Dataset entries
◆ ◆ ◆ ◆ ◆ ◆ ◆

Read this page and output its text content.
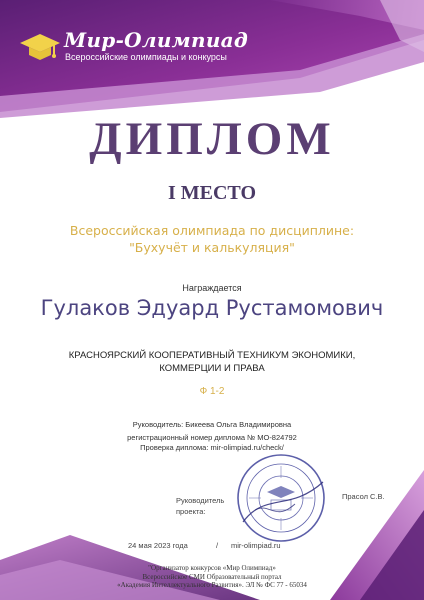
Мир-Олимпиад
Всероссийские олимпиады и конкурсы
ДИПЛОМ
I МЕСТО
Всероссийская олимпиада по дисциплине:
"Бухучёт и калькуляция"
Награждается
Гулаков Эдуард Рустамомович
КРАСНОЯРСКИЙ КООПЕРАТИВНЫЙ ТЕХНИКУМ ЭКОНОМИКИ,
КОММЕРЦИИ И ПРАВА
Ф 1-2
Руководитель: Бикеева Ольга Владимировна
регистрационный номер диплома № МО-824792
Проверка диплома: mir-olimpiad.ru/check/
Руководитель
проекта:
Прасол С.В.
24 мая 2023 года	/ mir-olimpiad.ru
"Организатор конкурсов «Мир Олимпиад»
Всероссийское СМИ Образовательный портал
«Академия Интеллектуального Развития». ЭЛ № ФС 77 - 65034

◆ ◆ ◆ ◆ ◆ ◆ ◆

- _What is required_
Search the data above for the string "диплома" and return every line that has it.

- _Response to this task_
регистрационный номер диплома № МО-824792
Проверка диплома: mir-olimpiad.ru/check/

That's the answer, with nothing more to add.